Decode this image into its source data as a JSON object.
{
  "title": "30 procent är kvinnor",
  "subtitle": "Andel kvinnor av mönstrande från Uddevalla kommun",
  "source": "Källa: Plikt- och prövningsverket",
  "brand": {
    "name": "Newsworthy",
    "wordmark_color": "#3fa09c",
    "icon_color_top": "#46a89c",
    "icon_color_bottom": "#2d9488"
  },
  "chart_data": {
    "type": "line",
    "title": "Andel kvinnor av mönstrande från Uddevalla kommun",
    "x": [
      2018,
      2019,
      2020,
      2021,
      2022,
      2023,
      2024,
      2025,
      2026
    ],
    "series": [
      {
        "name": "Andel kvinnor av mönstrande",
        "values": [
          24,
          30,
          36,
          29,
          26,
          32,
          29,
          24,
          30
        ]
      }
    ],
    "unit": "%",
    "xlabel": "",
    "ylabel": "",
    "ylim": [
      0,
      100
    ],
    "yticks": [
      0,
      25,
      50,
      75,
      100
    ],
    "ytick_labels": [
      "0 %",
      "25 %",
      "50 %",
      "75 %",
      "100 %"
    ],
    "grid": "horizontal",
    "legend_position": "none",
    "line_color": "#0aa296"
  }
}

================

● EXERCISE GOAL
Take every line from the records above that has the word "Andel" and copy it.

● RESPONSE
  "subtitle": "Andel kvinnor av mönstrande från Uddevalla kommun",
    "title": "Andel kvinnor av mönstrande från Uddevalla kommun",
        "name": "Andel kvinnor av mönstrande",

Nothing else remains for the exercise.